Task goal. Copy out all lines carrying the word "Pracice".

Recorded data.

---

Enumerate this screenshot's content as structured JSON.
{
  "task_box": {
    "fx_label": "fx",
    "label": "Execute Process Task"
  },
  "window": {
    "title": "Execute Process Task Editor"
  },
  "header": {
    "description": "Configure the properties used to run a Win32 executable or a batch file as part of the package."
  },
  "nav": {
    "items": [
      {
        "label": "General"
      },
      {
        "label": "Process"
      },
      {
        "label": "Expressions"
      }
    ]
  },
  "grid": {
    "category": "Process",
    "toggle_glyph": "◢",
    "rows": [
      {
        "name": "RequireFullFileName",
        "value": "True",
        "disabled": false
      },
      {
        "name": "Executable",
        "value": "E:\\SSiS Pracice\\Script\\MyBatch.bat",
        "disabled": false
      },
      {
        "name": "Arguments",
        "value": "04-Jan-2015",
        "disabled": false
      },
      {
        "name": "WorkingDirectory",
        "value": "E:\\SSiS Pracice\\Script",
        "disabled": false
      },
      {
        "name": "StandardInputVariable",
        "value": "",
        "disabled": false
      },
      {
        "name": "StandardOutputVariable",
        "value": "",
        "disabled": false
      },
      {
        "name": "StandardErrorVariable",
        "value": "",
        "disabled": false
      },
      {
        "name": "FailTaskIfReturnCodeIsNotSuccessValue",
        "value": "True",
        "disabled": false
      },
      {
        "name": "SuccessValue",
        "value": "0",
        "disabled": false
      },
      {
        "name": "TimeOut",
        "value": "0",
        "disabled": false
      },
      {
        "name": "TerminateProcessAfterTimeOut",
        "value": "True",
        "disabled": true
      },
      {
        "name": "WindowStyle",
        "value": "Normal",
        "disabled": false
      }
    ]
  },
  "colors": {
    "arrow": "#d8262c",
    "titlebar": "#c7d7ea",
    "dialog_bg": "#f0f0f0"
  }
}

---

Solution for this task.
        "value": "E:\\SSiS Pracice\\Script\\MyBatch.bat",
        "value": "E:\\SSiS Pracice\\Script",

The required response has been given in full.